LISTING ::

## Start

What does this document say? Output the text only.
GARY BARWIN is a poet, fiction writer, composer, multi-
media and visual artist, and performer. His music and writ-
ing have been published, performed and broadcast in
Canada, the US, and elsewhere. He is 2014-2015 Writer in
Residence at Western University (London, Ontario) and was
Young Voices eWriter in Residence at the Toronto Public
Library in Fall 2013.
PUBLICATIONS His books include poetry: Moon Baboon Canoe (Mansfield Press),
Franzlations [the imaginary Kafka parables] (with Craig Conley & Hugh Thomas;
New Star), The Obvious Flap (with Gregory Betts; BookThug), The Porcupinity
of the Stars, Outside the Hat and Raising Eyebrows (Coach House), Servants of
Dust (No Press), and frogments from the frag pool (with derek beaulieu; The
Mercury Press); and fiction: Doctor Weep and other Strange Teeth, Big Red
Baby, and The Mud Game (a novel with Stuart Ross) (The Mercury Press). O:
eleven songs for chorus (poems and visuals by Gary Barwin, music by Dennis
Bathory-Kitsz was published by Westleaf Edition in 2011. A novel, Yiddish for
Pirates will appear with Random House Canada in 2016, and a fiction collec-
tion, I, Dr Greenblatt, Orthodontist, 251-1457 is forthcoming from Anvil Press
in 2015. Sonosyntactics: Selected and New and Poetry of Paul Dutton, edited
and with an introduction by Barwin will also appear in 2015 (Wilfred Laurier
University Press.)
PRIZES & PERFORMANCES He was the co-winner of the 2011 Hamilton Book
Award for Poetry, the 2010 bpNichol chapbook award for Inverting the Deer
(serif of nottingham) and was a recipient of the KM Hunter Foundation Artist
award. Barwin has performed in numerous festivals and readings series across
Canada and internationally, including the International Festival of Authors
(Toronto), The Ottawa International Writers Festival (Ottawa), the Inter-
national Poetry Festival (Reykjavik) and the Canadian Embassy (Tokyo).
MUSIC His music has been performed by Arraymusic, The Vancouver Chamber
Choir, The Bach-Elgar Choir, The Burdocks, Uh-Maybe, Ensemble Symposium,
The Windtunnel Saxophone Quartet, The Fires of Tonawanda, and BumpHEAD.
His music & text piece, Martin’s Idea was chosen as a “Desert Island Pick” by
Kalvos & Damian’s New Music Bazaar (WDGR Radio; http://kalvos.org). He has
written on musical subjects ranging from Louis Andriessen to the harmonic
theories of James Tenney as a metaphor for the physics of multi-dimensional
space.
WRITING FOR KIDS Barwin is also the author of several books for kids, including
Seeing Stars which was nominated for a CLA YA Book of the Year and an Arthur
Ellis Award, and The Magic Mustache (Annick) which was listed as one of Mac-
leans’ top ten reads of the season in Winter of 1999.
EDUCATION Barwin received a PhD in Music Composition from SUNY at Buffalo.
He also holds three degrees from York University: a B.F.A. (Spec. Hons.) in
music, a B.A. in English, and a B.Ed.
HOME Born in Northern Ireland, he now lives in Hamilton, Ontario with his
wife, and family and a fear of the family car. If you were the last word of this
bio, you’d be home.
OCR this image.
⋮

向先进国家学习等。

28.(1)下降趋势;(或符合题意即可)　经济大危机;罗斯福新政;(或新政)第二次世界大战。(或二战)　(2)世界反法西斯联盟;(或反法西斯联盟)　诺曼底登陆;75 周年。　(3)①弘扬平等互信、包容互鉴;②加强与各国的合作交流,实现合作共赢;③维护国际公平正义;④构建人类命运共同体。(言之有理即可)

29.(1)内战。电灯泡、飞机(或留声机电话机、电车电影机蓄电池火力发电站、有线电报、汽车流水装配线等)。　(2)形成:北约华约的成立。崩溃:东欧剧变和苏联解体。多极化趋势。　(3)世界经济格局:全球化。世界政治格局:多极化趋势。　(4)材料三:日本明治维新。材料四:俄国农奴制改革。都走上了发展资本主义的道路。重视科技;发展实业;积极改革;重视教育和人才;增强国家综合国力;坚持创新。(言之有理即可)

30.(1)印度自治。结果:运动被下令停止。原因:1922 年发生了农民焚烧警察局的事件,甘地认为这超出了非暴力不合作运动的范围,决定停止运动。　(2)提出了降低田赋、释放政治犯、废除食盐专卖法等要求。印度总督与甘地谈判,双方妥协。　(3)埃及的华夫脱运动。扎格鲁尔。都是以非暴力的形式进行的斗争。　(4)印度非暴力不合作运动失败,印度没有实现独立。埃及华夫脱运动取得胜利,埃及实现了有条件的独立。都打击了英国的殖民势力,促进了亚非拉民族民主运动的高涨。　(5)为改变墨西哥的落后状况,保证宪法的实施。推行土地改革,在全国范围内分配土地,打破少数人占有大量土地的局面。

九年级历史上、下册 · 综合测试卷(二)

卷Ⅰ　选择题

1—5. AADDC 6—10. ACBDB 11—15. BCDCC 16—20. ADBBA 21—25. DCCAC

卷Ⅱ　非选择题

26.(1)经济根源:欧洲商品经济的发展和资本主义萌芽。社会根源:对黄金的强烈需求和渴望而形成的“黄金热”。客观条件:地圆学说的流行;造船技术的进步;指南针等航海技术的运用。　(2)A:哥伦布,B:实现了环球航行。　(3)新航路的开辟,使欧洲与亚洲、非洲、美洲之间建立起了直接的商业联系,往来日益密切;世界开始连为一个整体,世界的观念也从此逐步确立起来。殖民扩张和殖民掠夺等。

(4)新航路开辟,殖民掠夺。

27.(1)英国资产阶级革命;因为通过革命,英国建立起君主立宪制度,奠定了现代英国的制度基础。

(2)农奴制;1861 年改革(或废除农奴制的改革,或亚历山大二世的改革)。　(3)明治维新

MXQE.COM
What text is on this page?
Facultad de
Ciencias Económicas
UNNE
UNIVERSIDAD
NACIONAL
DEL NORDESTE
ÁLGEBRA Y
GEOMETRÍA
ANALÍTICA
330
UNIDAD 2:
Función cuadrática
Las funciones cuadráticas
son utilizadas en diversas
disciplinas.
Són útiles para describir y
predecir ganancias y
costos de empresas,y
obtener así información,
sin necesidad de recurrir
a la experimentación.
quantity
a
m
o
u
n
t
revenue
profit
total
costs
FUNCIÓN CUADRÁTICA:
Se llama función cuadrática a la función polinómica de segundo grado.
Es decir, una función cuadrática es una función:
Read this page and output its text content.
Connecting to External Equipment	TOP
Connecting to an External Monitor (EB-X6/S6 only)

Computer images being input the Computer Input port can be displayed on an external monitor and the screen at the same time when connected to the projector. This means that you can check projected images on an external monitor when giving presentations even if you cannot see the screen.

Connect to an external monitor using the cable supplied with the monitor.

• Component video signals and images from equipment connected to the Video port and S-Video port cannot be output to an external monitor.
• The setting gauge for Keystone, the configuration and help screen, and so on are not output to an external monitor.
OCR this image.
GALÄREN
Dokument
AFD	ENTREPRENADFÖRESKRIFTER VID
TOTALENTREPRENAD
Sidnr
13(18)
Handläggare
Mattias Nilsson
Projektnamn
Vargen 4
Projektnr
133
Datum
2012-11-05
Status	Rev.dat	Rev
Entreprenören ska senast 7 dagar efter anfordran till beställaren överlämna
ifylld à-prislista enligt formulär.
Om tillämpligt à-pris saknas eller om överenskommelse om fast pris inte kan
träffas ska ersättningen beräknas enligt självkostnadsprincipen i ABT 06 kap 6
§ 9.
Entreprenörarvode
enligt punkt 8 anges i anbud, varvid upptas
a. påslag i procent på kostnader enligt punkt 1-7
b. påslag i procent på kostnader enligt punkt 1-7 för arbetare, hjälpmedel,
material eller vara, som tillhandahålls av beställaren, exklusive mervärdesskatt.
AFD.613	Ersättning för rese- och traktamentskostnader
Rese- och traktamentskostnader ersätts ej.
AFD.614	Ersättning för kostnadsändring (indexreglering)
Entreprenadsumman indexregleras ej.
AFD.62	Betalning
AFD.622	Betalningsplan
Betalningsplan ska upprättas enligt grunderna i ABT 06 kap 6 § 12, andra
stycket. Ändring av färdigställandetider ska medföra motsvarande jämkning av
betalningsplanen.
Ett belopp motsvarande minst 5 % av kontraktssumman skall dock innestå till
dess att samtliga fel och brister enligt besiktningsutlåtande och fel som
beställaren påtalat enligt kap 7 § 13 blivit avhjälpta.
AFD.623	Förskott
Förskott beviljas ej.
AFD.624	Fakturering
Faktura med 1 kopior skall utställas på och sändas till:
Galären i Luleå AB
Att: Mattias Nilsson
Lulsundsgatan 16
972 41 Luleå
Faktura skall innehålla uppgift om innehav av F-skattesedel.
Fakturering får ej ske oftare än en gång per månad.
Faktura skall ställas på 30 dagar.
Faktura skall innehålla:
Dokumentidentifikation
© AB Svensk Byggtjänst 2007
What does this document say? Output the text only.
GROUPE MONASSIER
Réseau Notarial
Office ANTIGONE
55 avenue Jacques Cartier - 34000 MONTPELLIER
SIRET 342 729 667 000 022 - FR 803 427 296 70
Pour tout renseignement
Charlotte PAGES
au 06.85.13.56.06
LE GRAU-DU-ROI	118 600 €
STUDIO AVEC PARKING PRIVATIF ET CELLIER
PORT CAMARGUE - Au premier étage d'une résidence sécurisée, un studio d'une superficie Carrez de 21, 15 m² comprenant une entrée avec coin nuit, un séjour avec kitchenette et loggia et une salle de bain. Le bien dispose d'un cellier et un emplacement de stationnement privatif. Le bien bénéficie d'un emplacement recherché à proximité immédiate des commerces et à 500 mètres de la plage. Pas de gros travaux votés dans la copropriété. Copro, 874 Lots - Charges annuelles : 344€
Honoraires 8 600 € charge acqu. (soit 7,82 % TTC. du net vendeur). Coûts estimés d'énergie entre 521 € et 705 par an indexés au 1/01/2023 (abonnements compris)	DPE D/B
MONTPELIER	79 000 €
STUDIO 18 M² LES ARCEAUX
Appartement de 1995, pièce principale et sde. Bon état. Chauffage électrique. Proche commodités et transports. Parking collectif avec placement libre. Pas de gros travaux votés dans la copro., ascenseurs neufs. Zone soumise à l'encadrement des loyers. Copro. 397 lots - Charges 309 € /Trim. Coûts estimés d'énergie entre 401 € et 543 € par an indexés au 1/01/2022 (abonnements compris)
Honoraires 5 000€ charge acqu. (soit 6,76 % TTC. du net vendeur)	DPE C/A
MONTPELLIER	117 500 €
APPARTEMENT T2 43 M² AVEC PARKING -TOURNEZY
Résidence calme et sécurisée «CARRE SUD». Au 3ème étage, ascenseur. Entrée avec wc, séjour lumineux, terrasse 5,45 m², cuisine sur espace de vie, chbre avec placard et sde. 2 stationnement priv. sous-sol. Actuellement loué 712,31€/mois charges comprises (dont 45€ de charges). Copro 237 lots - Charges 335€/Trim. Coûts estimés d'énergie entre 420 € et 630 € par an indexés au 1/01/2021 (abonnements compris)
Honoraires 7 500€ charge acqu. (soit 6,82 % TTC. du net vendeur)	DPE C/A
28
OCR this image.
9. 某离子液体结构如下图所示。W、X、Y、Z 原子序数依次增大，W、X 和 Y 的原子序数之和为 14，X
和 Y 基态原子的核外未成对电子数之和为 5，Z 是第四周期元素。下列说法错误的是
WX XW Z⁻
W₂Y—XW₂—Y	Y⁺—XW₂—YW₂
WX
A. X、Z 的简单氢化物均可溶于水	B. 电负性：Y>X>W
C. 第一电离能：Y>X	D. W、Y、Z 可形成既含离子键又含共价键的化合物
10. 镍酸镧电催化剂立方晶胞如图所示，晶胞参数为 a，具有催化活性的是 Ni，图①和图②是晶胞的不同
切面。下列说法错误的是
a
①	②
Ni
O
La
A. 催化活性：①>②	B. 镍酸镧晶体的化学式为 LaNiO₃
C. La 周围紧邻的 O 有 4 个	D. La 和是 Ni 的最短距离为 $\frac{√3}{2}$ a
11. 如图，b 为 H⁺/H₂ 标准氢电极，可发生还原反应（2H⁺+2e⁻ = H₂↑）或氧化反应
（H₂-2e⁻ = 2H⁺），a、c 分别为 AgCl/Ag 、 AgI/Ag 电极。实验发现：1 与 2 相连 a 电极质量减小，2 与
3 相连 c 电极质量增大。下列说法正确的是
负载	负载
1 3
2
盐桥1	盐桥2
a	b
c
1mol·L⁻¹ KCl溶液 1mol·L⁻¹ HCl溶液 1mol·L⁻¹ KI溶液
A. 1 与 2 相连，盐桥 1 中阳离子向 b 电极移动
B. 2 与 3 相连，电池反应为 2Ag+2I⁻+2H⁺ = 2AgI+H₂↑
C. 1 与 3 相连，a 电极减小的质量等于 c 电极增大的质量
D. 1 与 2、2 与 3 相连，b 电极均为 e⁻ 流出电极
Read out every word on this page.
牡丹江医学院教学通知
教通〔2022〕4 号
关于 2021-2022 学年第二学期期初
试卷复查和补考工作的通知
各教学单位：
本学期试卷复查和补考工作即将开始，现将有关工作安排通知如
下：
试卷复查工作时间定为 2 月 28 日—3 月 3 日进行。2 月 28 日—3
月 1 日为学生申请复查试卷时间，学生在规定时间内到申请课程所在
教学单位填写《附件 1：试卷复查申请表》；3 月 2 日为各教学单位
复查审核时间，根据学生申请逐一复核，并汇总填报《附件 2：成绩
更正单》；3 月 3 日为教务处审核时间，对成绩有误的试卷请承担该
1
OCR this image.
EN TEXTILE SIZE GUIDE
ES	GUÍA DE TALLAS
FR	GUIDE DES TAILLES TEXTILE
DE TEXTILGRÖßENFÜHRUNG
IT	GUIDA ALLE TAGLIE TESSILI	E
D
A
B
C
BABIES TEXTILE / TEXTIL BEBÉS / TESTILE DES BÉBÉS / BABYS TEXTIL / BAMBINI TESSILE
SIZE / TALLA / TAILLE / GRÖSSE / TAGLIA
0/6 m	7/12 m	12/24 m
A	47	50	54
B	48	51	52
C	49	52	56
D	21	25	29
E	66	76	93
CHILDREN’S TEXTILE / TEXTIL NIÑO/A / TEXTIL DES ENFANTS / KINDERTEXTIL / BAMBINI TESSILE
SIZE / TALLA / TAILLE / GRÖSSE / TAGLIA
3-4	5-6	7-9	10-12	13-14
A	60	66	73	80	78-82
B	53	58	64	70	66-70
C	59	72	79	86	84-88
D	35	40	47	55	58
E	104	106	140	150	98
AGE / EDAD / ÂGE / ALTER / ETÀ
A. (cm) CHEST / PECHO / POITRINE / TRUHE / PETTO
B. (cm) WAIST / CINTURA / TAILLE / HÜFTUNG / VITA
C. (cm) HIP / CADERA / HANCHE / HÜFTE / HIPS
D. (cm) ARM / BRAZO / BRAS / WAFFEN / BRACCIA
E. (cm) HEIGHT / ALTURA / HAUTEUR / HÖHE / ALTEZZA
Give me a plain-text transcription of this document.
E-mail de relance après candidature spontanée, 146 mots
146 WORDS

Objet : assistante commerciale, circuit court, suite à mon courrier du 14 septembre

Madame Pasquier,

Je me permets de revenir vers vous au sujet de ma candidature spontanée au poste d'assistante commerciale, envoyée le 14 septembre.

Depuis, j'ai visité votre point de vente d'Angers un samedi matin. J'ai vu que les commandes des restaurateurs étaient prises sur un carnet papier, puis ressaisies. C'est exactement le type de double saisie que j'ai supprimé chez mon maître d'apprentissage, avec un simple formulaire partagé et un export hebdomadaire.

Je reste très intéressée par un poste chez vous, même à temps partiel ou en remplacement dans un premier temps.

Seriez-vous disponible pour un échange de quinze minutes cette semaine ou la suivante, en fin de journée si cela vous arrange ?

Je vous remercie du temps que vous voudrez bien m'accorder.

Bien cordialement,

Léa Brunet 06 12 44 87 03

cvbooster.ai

## End

WHAT IS NEEDED ::
Copy all lines from the listing that contain "including".

TASK SOLUTION ::
Canada and internationally, including the International Festival of Authors
WRITING FOR KIDS Barwin is also the author of several books for kids, including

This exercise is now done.